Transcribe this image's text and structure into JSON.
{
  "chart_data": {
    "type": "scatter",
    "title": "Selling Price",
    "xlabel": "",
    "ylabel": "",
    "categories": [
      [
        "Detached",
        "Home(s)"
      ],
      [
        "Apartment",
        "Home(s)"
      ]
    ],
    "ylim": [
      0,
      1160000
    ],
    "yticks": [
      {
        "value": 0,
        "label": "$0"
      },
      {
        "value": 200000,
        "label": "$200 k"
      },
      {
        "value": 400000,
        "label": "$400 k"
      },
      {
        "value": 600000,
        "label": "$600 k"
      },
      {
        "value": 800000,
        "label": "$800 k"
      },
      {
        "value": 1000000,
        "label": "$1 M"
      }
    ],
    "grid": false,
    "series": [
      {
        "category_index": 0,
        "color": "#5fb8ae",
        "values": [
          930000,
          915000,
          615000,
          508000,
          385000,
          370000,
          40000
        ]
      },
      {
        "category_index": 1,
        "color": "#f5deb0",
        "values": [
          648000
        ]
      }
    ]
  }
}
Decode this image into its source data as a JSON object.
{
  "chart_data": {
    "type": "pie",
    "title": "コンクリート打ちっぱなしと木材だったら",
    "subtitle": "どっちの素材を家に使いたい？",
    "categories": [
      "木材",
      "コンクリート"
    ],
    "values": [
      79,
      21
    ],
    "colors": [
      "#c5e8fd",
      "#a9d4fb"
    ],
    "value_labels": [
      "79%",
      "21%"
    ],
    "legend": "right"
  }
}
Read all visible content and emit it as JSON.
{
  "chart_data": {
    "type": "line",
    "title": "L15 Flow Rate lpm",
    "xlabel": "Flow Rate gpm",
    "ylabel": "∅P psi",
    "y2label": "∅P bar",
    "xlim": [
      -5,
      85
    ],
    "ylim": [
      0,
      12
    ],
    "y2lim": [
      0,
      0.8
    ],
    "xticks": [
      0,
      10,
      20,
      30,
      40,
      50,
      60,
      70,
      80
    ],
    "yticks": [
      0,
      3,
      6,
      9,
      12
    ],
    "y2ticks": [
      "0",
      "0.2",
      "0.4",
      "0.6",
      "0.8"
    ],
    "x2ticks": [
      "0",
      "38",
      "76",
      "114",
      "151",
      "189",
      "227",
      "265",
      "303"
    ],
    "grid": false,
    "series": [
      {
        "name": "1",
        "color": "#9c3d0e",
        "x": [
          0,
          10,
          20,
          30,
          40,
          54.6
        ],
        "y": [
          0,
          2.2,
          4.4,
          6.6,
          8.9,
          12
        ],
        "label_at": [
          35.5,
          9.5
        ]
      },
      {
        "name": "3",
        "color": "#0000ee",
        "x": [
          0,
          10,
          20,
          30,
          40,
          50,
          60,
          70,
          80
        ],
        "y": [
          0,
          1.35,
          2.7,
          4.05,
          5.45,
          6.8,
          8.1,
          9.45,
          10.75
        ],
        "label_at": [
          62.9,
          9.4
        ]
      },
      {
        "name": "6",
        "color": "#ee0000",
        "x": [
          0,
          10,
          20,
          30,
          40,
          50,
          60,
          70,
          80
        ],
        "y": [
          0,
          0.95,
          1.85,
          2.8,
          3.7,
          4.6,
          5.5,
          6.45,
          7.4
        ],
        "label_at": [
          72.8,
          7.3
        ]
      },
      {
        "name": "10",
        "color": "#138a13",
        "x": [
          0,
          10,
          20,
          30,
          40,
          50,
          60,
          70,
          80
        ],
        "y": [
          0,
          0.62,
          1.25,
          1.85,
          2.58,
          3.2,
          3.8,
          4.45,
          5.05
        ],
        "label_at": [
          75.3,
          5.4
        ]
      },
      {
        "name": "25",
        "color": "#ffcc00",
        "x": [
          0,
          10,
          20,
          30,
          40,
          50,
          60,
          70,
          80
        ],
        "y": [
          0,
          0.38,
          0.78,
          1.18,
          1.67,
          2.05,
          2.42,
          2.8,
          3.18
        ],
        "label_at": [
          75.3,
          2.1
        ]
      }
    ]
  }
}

▸ **YOUR INSTRUCTIONS**:
Everything in the listing above should be restated exactly.

▸ **CORRECT RESULT**:
Transcribe this image's text and structure into JSON.
{
  "chart_data": {
    "type": "scatter",
    "title": "Selling Price",
    "xlabel": "",
    "ylabel": "",
    "categories": [
      [
        "Detached",
        "Home(s)"
      ],
      [
        "Apartment",
        "Home(s)"
      ]
    ],
    "ylim": [
      0,
      1160000
    ],
    "yticks": [
      {
        "value": 0,
        "label": "$0"
      },
      {
        "value": 200000,
        "label": "$200 k"
      },
      {
        "value": 400000,
        "label": "$400 k"
      },
      {
        "value": 600000,
        "label": "$600 k"
      },
      {
        "value": 800000,
        "label": "$800 k"
      },
      {
        "value": 1000000,
        "label": "$1 M"
      }
    ],
    "grid": false,
    "series": [
      {
        "category_index": 0,
        "color": "#5fb8ae",
        "values": [
          930000,
          915000,
          615000,
          508000,
          385000,
          370000,
          40000
        ]
      },
      {
        "category_index": 1,
        "color": "#f5deb0",
        "values": [
          648000
        ]
      }
    ]
  }
}
Decode this image into its source data as a JSON object.
{
  "chart_data": {
    "type": "pie",
    "title": "コンクリート打ちっぱなしと木材だったら",
    "subtitle": "どっちの素材を家に使いたい？",
    "categories": [
      "木材",
      "コンクリート"
    ],
    "values": [
      79,
      21
    ],
    "colors": [
      "#c5e8fd",
      "#a9d4fb"
    ],
    "value_labels": [
      "79%",
      "21%"
    ],
    "legend": "right"
  }
}
Read all visible content and emit it as JSON.
{
  "chart_data": {
    "type": "line",
    "title": "L15 Flow Rate lpm",
    "xlabel": "Flow Rate gpm",
    "ylabel": "∅P psi",
    "y2label": "∅P bar",
    "xlim": [
      -5,
      85
    ],
    "ylim": [
      0,
      12
    ],
    "y2lim": [
      0,
      0.8
    ],
    "xticks": [
      0,
      10,
      20,
      30,
      40,
      50,
      60,
      70,
      80
    ],
    "yticks": [
      0,
      3,
      6,
      9,
      12
    ],
    "y2ticks": [
      "0",
      "0.2",
      "0.4",
      "0.6",
      "0.8"
    ],
    "x2ticks": [
      "0",
      "38",
      "76",
      "114",
      "151",
      "189",
      "227",
      "265",
      "303"
    ],
    "grid": false,
    "series": [
      {
        "name": "1",
        "color": "#9c3d0e",
        "x": [
          0,
          10,
          20,
          30,
          40,
          54.6
        ],
        "y": [
          0,
          2.2,
          4.4,
          6.6,
          8.9,
          12
        ],
        "label_at": [
          35.5,
          9.5
        ]
      },
      {
        "name": "3",
        "color": "#0000ee",
        "x": [
          0,
          10,
          20,
          30,
          40,
          50,
          60,
          70,
          80
        ],
        "y": [
          0,
          1.35,
          2.7,
          4.05,
          5.45,
          6.8,
          8.1,
          9.45,
          10.75
        ],
        "label_at": [
          62.9,
          9.4
        ]
      },
      {
        "name": "6",
        "color": "#ee0000",
        "x": [
          0,
          10,
          20,
          30,
          40,
          50,
          60,
          70,
          80
        ],
        "y": [
          0,
          0.95,
          1.85,
          2.8,
          3.7,
          4.6,
          5.5,
          6.45,
          7.4
        ],
        "label_at": [
          72.8,
          7.3
        ]
      },
      {
        "name": "10",
        "color": "#138a13",
        "x": [
          0,
          10,
          20,
          30,
          40,
          50,
          60,
          70,
          80
        ],
        "y": [
          0,
          0.62,
          1.25,
          1.85,
          2.58,
          3.2,
          3.8,
          4.45,
          5.05
        ],
        "label_at": [
          75.3,
          5.4
        ]
      },
      {
        "name": "25",
        "color": "#ffcc00",
        "x": [
          0,
          10,
          20,
          30,
          40,
          50,
          60,
          70,
          80
        ],
        "y": [
          0,
          0.38,
          0.78,
          1.18,
          1.67,
          2.05,
          2.42,
          2.8,
          3.18
        ],
        "label_at": [
          75.3,
          2.1
        ]
      }
    ]
  }
}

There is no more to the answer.